● Artigo
Capa do álbum Castelos e Ruínas
Capa do álbum Castelos e Ruínas

A estreia solo do rapper carioca BK é uma perceptível tentativa de trazer para suas linhas algo mais pessoal e íntimo do que seus trabalhos anteriores junto ao Néctar. Sua passagem pelas rodas culturais e batalhas, que fomentam a cena do rap carioca, foi justamente o pontapé inicial para sua construção enquanto artista, de tal maneira que foi em um desses eventos que o rapper conheceu seus companheiros JXNV$, CHS e Bril, formando o grupo de rap Néctar Gang.

O artista se constrói e desconstrói em uma jornada de diálogos acerca das vivências que o levaram até o seu presente momento não só enquanto artista, mas enquanto indivíduo resultante dos paradoxos comuns à existência humana.

● Material fornecido
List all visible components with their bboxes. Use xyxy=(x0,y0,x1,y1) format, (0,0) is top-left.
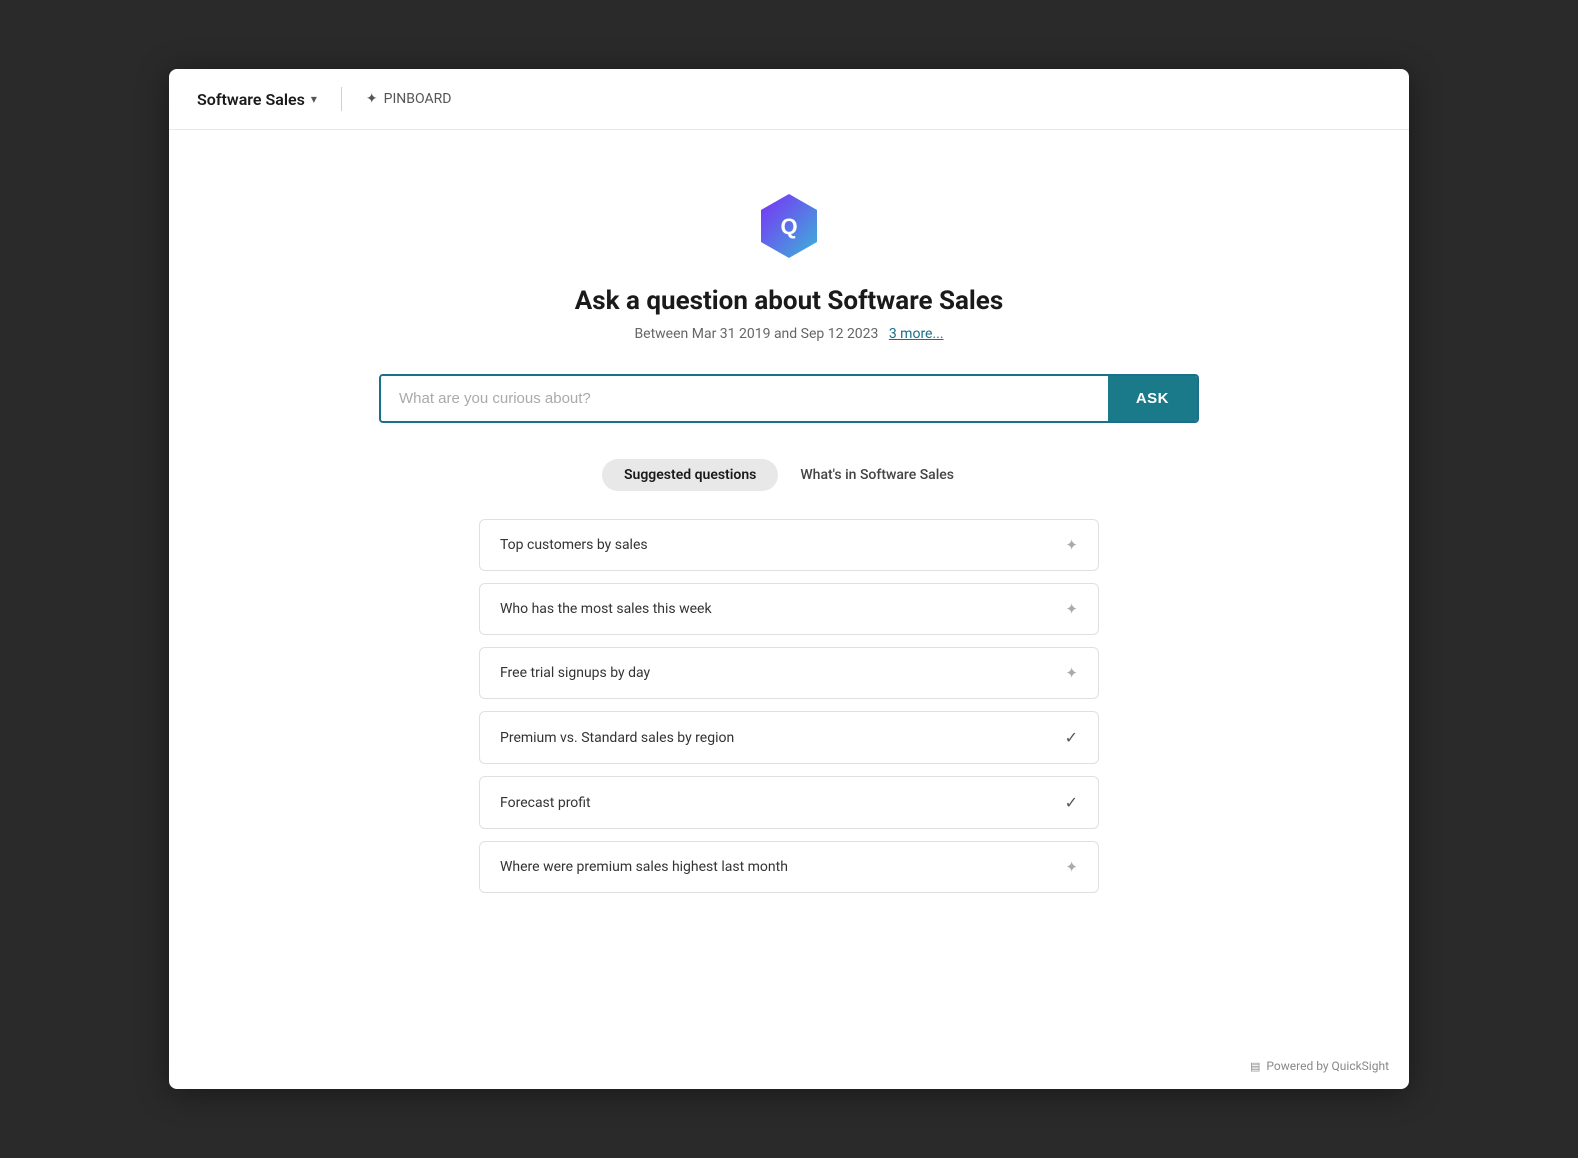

● Problema proposto
Extraia do artigo sobre o álbum Castelos e Ruínas o trecho que começa em "A estreia solo" e termina em "rap Néctar Gang.", sem alterar nenhuma palavra.

● Resposta escrita
A estreia solo do rapper carioca BK é uma perceptível tentativa de trazer para suas linhas algo mais pessoal e íntimo do que seus trabalhos anteriores junto ao Néctar. Sua passagem pelas rodas culturais e batalhas, que fomentam a cena do rap carioca, foi justamente o pontapé inicial para sua construção enquanto artista, de tal maneira que foi em um desses eventos que o rapper conheceu seus companheiros JXNV$, CHS e Bril, formando o grupo de rap Néctar Gang.